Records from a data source
-- Start --
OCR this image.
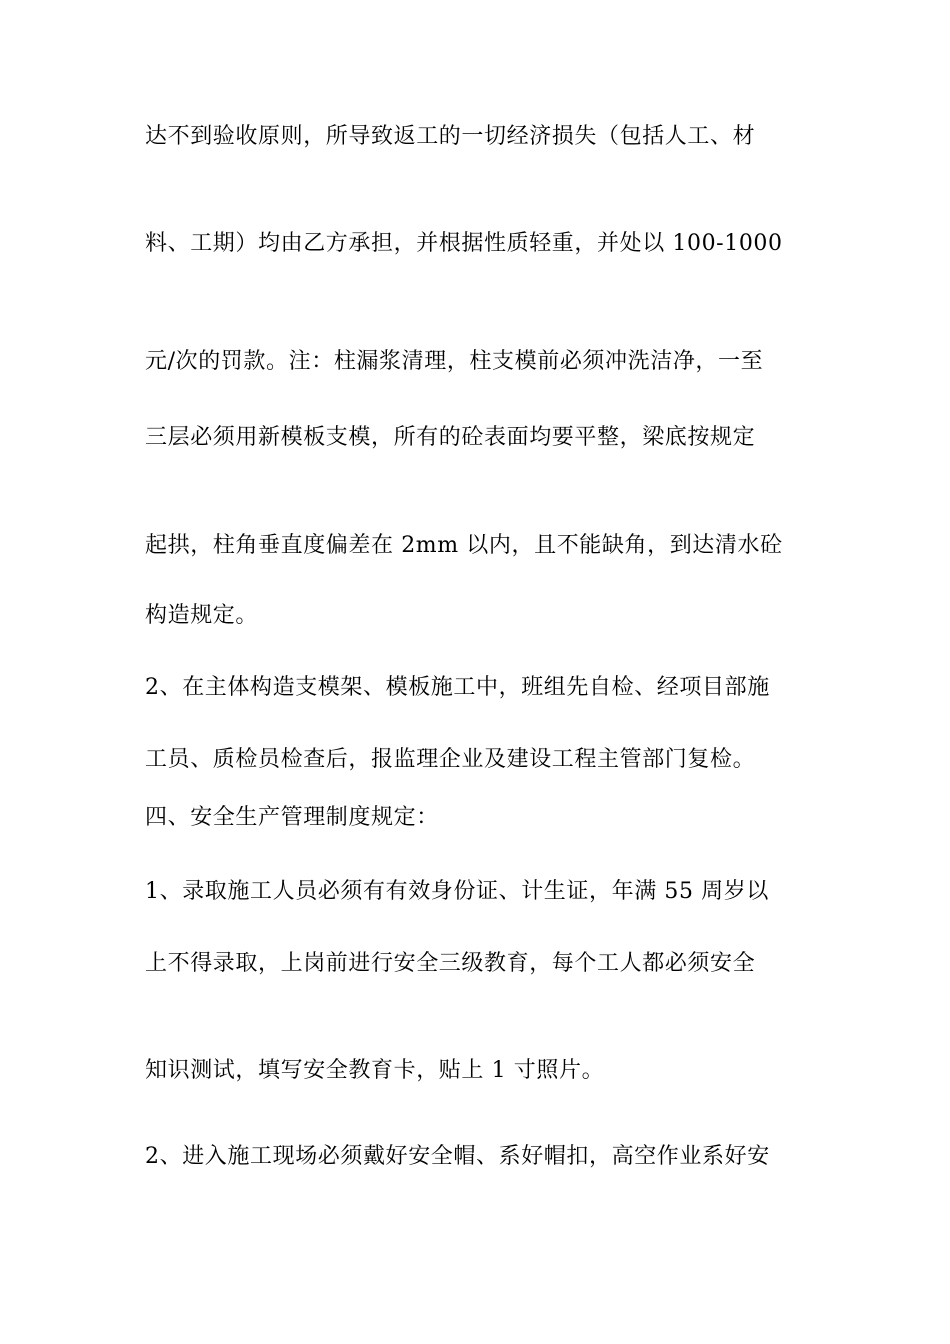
达不到验收原则，所导致返工的一切经济损失（包括人工、材
料、工期）均由乙方承担，并根据性质轻重，并处以 100-1000
元/次的罚款。注：柱漏浆清理，柱支模前必须冲洗洁净，一至
三层必须用新模板支模，所有的砼表面均要平整，梁底按规定
起拱，柱角垂直度偏差在 2mm 以内，且不能缺角，到达清水砼
构造规定。
2、在主体构造支模架、模板施工中，班组先自检、经项目部施
工员、质检员检查后，报监理企业及建设工程主管部门复检。
四、安全生产管理制度规定：
1、录取施工人员必须有有效身份证、计生证，年满 55 周岁以
上不得录取，上岗前进行安全三级教育，每个工人都必须安全
知识测试，填写安全教育卡，贴上 1 寸照片。
2、进入施工现场必须戴好安全帽、系好帽扣，高空作业系好安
-- End --
What to produce ->
Copy the records exactly as they appear, excluding images.

Correct output ->
OCR this image.
达不到验收原则，所导致返工的一切经济损失（包括人工、材
料、工期）均由乙方承担，并根据性质轻重，并处以 100-1000
元/次的罚款。注：柱漏浆清理，柱支模前必须冲洗洁净，一至
三层必须用新模板支模，所有的砼表面均要平整，梁底按规定
起拱，柱角垂直度偏差在 2mm 以内，且不能缺角，到达清水砼
构造规定。
2、在主体构造支模架、模板施工中，班组先自检、经项目部施
工员、质检员检查后，报监理企业及建设工程主管部门复检。
四、安全生产管理制度规定：
1、录取施工人员必须有有效身份证、计生证，年满 55 周岁以
上不得录取，上岗前进行安全三级教育，每个工人都必须安全
知识测试，填写安全教育卡，贴上 1 寸照片。
2、进入施工现场必须戴好安全帽、系好帽扣，高空作业系好安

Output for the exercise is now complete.